** Begin Given records **

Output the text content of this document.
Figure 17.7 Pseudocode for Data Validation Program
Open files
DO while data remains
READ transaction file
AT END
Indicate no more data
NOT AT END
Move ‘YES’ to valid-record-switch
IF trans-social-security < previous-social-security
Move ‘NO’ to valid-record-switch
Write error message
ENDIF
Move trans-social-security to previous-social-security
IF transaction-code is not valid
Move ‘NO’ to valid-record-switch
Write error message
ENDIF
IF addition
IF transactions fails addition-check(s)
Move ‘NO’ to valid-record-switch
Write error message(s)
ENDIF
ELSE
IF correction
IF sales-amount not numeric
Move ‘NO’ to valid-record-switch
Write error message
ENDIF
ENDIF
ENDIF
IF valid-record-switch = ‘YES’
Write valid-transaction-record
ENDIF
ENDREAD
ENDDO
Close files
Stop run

** End Given records **
** Begin Given records **

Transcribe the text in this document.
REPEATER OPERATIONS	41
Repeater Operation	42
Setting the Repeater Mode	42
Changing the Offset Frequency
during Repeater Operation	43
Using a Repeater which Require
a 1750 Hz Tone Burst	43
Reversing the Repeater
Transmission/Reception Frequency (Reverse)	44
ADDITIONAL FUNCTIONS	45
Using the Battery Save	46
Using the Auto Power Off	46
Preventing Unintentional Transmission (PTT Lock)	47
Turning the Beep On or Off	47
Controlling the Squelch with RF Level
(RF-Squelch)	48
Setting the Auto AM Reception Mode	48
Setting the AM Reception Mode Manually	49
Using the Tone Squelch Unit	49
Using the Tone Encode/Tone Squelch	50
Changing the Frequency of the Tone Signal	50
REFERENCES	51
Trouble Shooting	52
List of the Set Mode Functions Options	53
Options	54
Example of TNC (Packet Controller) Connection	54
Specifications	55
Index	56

** End Given records **

List all lines above in which the string "Transmission" appears.

Transmission/Reception Frequency (Reverse)	44
Preventing Unintentional Transmission (PTT Lock)	47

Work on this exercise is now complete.